#### Written exercise
Type every record exactly as it appears.

Stored data entries:
==*==

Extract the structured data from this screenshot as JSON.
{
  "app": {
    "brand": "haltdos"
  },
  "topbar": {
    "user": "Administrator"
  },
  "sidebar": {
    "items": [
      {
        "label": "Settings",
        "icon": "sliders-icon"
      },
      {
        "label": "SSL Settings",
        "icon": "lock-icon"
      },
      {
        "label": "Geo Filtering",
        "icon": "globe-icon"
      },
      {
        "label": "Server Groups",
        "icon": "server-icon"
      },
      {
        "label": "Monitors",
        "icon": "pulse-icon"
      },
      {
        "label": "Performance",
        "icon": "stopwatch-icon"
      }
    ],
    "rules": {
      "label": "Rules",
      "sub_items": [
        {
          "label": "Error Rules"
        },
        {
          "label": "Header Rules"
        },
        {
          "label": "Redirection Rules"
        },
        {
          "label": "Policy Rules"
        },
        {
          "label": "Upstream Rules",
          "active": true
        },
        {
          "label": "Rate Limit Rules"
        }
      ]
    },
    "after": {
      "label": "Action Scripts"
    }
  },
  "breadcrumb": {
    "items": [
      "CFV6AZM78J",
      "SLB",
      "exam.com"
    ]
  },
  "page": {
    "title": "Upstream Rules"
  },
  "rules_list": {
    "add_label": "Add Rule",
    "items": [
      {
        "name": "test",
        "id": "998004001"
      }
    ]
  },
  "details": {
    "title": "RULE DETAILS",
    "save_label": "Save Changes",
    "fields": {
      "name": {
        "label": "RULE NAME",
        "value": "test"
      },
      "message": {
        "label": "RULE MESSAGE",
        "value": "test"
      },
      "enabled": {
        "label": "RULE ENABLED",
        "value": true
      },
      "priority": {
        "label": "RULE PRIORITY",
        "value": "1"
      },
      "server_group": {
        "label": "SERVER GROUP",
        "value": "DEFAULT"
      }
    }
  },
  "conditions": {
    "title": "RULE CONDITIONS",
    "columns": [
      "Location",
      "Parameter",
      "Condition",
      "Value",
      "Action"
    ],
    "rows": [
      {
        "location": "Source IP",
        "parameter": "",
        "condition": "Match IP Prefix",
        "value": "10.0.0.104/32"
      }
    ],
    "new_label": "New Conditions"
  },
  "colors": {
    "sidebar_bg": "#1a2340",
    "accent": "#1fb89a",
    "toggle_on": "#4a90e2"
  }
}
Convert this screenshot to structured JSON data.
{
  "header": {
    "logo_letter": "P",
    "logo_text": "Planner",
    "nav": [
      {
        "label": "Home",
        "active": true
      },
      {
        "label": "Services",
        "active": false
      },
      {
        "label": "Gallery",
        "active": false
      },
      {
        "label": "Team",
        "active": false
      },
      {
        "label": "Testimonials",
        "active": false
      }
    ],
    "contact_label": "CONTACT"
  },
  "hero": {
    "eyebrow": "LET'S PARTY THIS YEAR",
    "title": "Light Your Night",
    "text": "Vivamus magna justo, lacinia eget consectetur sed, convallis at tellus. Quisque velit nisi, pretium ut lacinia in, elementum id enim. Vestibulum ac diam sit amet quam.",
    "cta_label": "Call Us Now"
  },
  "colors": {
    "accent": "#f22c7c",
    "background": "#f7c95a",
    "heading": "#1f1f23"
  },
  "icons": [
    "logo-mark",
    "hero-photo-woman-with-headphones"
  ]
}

==*==

#### Exercise output
Extract the structured data from this screenshot as JSON.
{
  "app": {
    "brand": "haltdos"
  },
  "topbar": {
    "user": "Administrator"
  },
  "sidebar": {
    "items": [
      {
        "label": "Settings",
        "icon": "sliders-icon"
      },
      {
        "label": "SSL Settings",
        "icon": "lock-icon"
      },
      {
        "label": "Geo Filtering",
        "icon": "globe-icon"
      },
      {
        "label": "Server Groups",
        "icon": "server-icon"
      },
      {
        "label": "Monitors",
        "icon": "pulse-icon"
      },
      {
        "label": "Performance",
        "icon": "stopwatch-icon"
      }
    ],
    "rules": {
      "label": "Rules",
      "sub_items": [
        {
          "label": "Error Rules"
        },
        {
          "label": "Header Rules"
        },
        {
          "label": "Redirection Rules"
        },
        {
          "label": "Policy Rules"
        },
        {
          "label": "Upstream Rules",
          "active": true
        },
        {
          "label": "Rate Limit Rules"
        }
      ]
    },
    "after": {
      "label": "Action Scripts"
    }
  },
  "breadcrumb": {
    "items": [
      "CFV6AZM78J",
      "SLB",
      "exam.com"
    ]
  },
  "page": {
    "title": "Upstream Rules"
  },
  "rules_list": {
    "add_label": "Add Rule",
    "items": [
      {
        "name": "test",
        "id": "998004001"
      }
    ]
  },
  "details": {
    "title": "RULE DETAILS",
    "save_label": "Save Changes",
    "fields": {
      "name": {
        "label": "RULE NAME",
        "value": "test"
      },
      "message": {
        "label": "RULE MESSAGE",
        "value": "test"
      },
      "enabled": {
        "label": "RULE ENABLED",
        "value": true
      },
      "priority": {
        "label": "RULE PRIORITY",
        "value": "1"
      },
      "server_group": {
        "label": "SERVER GROUP",
        "value": "DEFAULT"
      }
    }
  },
  "conditions": {
    "title": "RULE CONDITIONS",
    "columns": [
      "Location",
      "Parameter",
      "Condition",
      "Value",
      "Action"
    ],
    "rows": [
      {
        "location": "Source IP",
        "parameter": "",
        "condition": "Match IP Prefix",
        "value": "10.0.0.104/32"
      }
    ],
    "new_label": "New Conditions"
  },
  "colors": {
    "sidebar_bg": "#1a2340",
    "accent": "#1fb89a",
    "toggle_on": "#4a90e2"
  }
}
Convert this screenshot to structured JSON data.
{
  "header": {
    "logo_letter": "P",
    "logo_text": "Planner",
    "nav": [
      {
        "label": "Home",
        "active": true
      },
      {
        "label": "Services",
        "active": false
      },
      {
        "label": "Gallery",
        "active": false
      },
      {
        "label": "Team",
        "active": false
      },
      {
        "label": "Testimonials",
        "active": false
      }
    ],
    "contact_label": "CONTACT"
  },
  "hero": {
    "eyebrow": "LET'S PARTY THIS YEAR",
    "title": "Light Your Night",
    "text": "Vivamus magna justo, lacinia eget consectetur sed, convallis at tellus. Quisque velit nisi, pretium ut lacinia in, elementum id enim. Vestibulum ac diam sit amet quam.",
    "cta_label": "Call Us Now"
  },
  "colors": {
    "accent": "#f22c7c",
    "background": "#f7c95a",
    "heading": "#1f1f23"
  },
  "icons": [
    "logo-mark",
    "hero-photo-woman-with-headphones"
  ]
}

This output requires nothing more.